Exercise task:
Below are some entries; can you quote all of them exactly?
# START OF Excerpted data
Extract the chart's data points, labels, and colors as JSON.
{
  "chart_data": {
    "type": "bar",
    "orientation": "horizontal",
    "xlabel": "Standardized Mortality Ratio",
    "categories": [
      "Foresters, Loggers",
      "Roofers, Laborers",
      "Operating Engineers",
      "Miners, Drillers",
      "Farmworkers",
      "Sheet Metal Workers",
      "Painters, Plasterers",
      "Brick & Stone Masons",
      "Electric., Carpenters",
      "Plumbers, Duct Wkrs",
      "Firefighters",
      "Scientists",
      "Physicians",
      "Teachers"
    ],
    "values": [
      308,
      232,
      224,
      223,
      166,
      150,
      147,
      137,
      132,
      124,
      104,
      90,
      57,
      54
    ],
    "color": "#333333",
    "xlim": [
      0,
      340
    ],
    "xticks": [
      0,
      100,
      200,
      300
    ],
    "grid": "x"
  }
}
# END OF Excerpted data
Reply to the exercise:
Extract the chart's data points, labels, and colors as JSON.
{
  "chart_data": {
    "type": "bar",
    "orientation": "horizontal",
    "xlabel": "Standardized Mortality Ratio",
    "categories": [
      "Foresters, Loggers",
      "Roofers, Laborers",
      "Operating Engineers",
      "Miners, Drillers",
      "Farmworkers",
      "Sheet Metal Workers",
      "Painters, Plasterers",
      "Brick & Stone Masons",
      "Electric., Carpenters",
      "Plumbers, Duct Wkrs",
      "Firefighters",
      "Scientists",
      "Physicians",
      "Teachers"
    ],
    "values": [
      308,
      232,
      224,
      223,
      166,
      150,
      147,
      137,
      132,
      124,
      104,
      90,
      57,
      54
    ],
    "color": "#333333",
    "xlim": [
      0,
      340
    ],
    "xticks": [
      0,
      100,
      200,
      300
    ],
    "grid": "x"
  }
}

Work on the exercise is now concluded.